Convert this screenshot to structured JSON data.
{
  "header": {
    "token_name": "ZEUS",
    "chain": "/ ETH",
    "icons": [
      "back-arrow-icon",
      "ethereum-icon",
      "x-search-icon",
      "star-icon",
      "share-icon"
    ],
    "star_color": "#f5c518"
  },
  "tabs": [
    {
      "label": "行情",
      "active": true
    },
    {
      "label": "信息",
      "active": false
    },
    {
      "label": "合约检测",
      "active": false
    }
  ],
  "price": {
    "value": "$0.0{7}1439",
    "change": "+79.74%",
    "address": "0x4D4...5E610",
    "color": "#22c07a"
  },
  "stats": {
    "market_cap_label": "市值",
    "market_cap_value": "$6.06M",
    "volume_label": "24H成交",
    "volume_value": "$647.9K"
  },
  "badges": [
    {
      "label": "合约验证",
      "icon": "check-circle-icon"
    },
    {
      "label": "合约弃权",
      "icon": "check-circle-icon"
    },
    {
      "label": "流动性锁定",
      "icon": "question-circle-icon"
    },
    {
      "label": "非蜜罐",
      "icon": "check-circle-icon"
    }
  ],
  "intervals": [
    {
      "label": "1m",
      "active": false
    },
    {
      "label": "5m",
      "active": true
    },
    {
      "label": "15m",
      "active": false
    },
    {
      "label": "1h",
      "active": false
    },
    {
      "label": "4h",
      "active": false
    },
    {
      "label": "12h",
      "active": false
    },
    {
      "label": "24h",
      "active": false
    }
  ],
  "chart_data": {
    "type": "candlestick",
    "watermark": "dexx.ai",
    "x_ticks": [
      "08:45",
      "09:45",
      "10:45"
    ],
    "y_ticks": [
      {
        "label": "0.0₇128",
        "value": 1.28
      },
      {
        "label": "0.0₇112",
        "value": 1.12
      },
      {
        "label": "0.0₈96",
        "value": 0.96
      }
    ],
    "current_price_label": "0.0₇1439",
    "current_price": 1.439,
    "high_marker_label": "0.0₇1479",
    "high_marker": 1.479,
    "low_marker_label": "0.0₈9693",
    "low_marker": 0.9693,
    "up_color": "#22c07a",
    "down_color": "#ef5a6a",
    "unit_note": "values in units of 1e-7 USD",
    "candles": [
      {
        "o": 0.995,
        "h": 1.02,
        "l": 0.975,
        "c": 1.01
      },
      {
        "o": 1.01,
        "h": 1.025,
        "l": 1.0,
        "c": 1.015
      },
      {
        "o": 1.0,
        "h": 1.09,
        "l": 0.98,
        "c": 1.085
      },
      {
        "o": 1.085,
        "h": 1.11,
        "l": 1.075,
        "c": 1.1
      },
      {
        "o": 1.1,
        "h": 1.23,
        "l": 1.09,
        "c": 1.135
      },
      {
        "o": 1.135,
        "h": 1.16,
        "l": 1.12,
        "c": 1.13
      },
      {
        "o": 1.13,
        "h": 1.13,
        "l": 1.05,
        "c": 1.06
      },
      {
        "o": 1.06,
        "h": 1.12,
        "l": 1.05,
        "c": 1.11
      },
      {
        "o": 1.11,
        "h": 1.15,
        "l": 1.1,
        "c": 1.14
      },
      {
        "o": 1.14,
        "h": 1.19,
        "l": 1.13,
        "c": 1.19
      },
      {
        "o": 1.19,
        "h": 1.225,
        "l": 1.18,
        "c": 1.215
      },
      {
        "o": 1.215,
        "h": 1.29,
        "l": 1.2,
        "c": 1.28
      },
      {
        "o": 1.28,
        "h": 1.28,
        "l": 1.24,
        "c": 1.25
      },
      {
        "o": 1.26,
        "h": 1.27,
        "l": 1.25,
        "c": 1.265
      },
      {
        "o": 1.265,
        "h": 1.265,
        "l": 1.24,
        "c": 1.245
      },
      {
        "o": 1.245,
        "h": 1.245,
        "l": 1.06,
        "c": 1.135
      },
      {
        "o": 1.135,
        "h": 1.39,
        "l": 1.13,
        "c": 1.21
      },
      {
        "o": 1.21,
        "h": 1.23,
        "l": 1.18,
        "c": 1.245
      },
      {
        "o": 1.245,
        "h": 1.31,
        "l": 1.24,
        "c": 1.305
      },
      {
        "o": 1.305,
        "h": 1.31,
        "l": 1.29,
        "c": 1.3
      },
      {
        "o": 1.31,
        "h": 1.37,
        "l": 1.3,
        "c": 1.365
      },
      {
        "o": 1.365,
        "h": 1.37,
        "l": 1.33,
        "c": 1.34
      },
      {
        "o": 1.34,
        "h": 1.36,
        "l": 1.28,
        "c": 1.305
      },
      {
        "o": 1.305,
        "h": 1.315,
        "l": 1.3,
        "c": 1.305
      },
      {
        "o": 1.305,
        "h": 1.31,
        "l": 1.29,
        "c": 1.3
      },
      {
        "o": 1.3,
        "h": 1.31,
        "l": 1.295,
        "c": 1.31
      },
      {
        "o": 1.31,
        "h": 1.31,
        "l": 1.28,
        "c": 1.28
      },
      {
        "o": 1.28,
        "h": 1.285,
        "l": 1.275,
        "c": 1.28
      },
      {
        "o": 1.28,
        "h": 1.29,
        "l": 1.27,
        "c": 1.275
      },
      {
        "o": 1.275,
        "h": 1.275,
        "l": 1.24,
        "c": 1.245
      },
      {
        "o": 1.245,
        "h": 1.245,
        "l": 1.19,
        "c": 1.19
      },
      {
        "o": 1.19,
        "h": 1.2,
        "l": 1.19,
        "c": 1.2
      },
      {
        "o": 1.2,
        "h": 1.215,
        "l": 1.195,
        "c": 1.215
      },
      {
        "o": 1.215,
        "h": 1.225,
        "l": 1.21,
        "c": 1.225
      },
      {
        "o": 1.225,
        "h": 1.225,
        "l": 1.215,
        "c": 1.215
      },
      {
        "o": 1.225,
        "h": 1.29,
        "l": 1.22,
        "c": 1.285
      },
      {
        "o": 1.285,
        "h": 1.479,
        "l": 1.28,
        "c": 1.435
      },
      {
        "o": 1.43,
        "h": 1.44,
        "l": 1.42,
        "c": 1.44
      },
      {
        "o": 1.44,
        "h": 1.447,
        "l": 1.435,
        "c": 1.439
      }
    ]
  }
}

........

** THE EXERCISE **
Every entry above should be retyped exactly as shown.

** RESULT **
Convert this screenshot to structured JSON data.
{
  "header": {
    "token_name": "ZEUS",
    "chain": "/ ETH",
    "icons": [
      "back-arrow-icon",
      "ethereum-icon",
      "x-search-icon",
      "star-icon",
      "share-icon"
    ],
    "star_color": "#f5c518"
  },
  "tabs": [
    {
      "label": "行情",
      "active": true
    },
    {
      "label": "信息",
      "active": false
    },
    {
      "label": "合约检测",
      "active": false
    }
  ],
  "price": {
    "value": "$0.0{7}1439",
    "change": "+79.74%",
    "address": "0x4D4...5E610",
    "color": "#22c07a"
  },
  "stats": {
    "market_cap_label": "市值",
    "market_cap_value": "$6.06M",
    "volume_label": "24H成交",
    "volume_value": "$647.9K"
  },
  "badges": [
    {
      "label": "合约验证",
      "icon": "check-circle-icon"
    },
    {
      "label": "合约弃权",
      "icon": "check-circle-icon"
    },
    {
      "label": "流动性锁定",
      "icon": "question-circle-icon"
    },
    {
      "label": "非蜜罐",
      "icon": "check-circle-icon"
    }
  ],
  "intervals": [
    {
      "label": "1m",
      "active": false
    },
    {
      "label": "5m",
      "active": true
    },
    {
      "label": "15m",
      "active": false
    },
    {
      "label": "1h",
      "active": false
    },
    {
      "label": "4h",
      "active": false
    },
    {
      "label": "12h",
      "active": false
    },
    {
      "label": "24h",
      "active": false
    }
  ],
  "chart_data": {
    "type": "candlestick",
    "watermark": "dexx.ai",
    "x_ticks": [
      "08:45",
      "09:45",
      "10:45"
    ],
    "y_ticks": [
      {
        "label": "0.0₇128",
        "value": 1.28
      },
      {
        "label": "0.0₇112",
        "value": 1.12
      },
      {
        "label": "0.0₈96",
        "value": 0.96
      }
    ],
    "current_price_label": "0.0₇1439",
    "current_price": 1.439,
    "high_marker_label": "0.0₇1479",
    "high_marker": 1.479,
    "low_marker_label": "0.0₈9693",
    "low_marker": 0.9693,
    "up_color": "#22c07a",
    "down_color": "#ef5a6a",
    "unit_note": "values in units of 1e-7 USD",
    "candles": [
      {
        "o": 0.995,
        "h": 1.02,
        "l": 0.975,
        "c": 1.01
      },
      {
        "o": 1.01,
        "h": 1.025,
        "l": 1.0,
        "c": 1.015
      },
      {
        "o": 1.0,
        "h": 1.09,
        "l": 0.98,
        "c": 1.085
      },
      {
        "o": 1.085,
        "h": 1.11,
        "l": 1.075,
        "c": 1.1
      },
      {
        "o": 1.1,
        "h": 1.23,
        "l": 1.09,
        "c": 1.135
      },
      {
        "o": 1.135,
        "h": 1.16,
        "l": 1.12,
        "c": 1.13
      },
      {
        "o": 1.13,
        "h": 1.13,
        "l": 1.05,
        "c": 1.06
      },
      {
        "o": 1.06,
        "h": 1.12,
        "l": 1.05,
        "c": 1.11
      },
      {
        "o": 1.11,
        "h": 1.15,
        "l": 1.1,
        "c": 1.14
      },
      {
        "o": 1.14,
        "h": 1.19,
        "l": 1.13,
        "c": 1.19
      },
      {
        "o": 1.19,
        "h": 1.225,
        "l": 1.18,
        "c": 1.215
      },
      {
        "o": 1.215,
        "h": 1.29,
        "l": 1.2,
        "c": 1.28
      },
      {
        "o": 1.28,
        "h": 1.28,
        "l": 1.24,
        "c": 1.25
      },
      {
        "o": 1.26,
        "h": 1.27,
        "l": 1.25,
        "c": 1.265
      },
      {
        "o": 1.265,
        "h": 1.265,
        "l": 1.24,
        "c": 1.245
      },
      {
        "o": 1.245,
        "h": 1.245,
        "l": 1.06,
        "c": 1.135
      },
      {
        "o": 1.135,
        "h": 1.39,
        "l": 1.13,
        "c": 1.21
      },
      {
        "o": 1.21,
        "h": 1.23,
        "l": 1.18,
        "c": 1.245
      },
      {
        "o": 1.245,
        "h": 1.31,
        "l": 1.24,
        "c": 1.305
      },
      {
        "o": 1.305,
        "h": 1.31,
        "l": 1.29,
        "c": 1.3
      },
      {
        "o": 1.31,
        "h": 1.37,
        "l": 1.3,
        "c": 1.365
      },
      {
        "o": 1.365,
        "h": 1.37,
        "l": 1.33,
        "c": 1.34
      },
      {
        "o": 1.34,
        "h": 1.36,
        "l": 1.28,
        "c": 1.305
      },
      {
        "o": 1.305,
        "h": 1.315,
        "l": 1.3,
        "c": 1.305
      },
      {
        "o": 1.305,
        "h": 1.31,
        "l": 1.29,
        "c": 1.3
      },
      {
        "o": 1.3,
        "h": 1.31,
        "l": 1.295,
        "c": 1.31
      },
      {
        "o": 1.31,
        "h": 1.31,
        "l": 1.28,
        "c": 1.28
      },
      {
        "o": 1.28,
        "h": 1.285,
        "l": 1.275,
        "c": 1.28
      },
      {
        "o": 1.28,
        "h": 1.29,
        "l": 1.27,
        "c": 1.275
      },
      {
        "o": 1.275,
        "h": 1.275,
        "l": 1.24,
        "c": 1.245
      },
      {
        "o": 1.245,
        "h": 1.245,
        "l": 1.19,
        "c": 1.19
      },
      {
        "o": 1.19,
        "h": 1.2,
        "l": 1.19,
        "c": 1.2
      },
      {
        "o": 1.2,
        "h": 1.215,
        "l": 1.195,
        "c": 1.215
      },
      {
        "o": 1.215,
        "h": 1.225,
        "l": 1.21,
        "c": 1.225
      },
      {
        "o": 1.225,
        "h": 1.225,
        "l": 1.215,
        "c": 1.215
      },
      {
        "o": 1.225,
        "h": 1.29,
        "l": 1.22,
        "c": 1.285
      },
      {
        "o": 1.285,
        "h": 1.479,
        "l": 1.28,
        "c": 1.435
      },
      {
        "o": 1.43,
        "h": 1.44,
        "l": 1.42,
        "c": 1.44
      },
      {
        "o": 1.44,
        "h": 1.447,
        "l": 1.435,
        "c": 1.439
      }
    ]
  }
}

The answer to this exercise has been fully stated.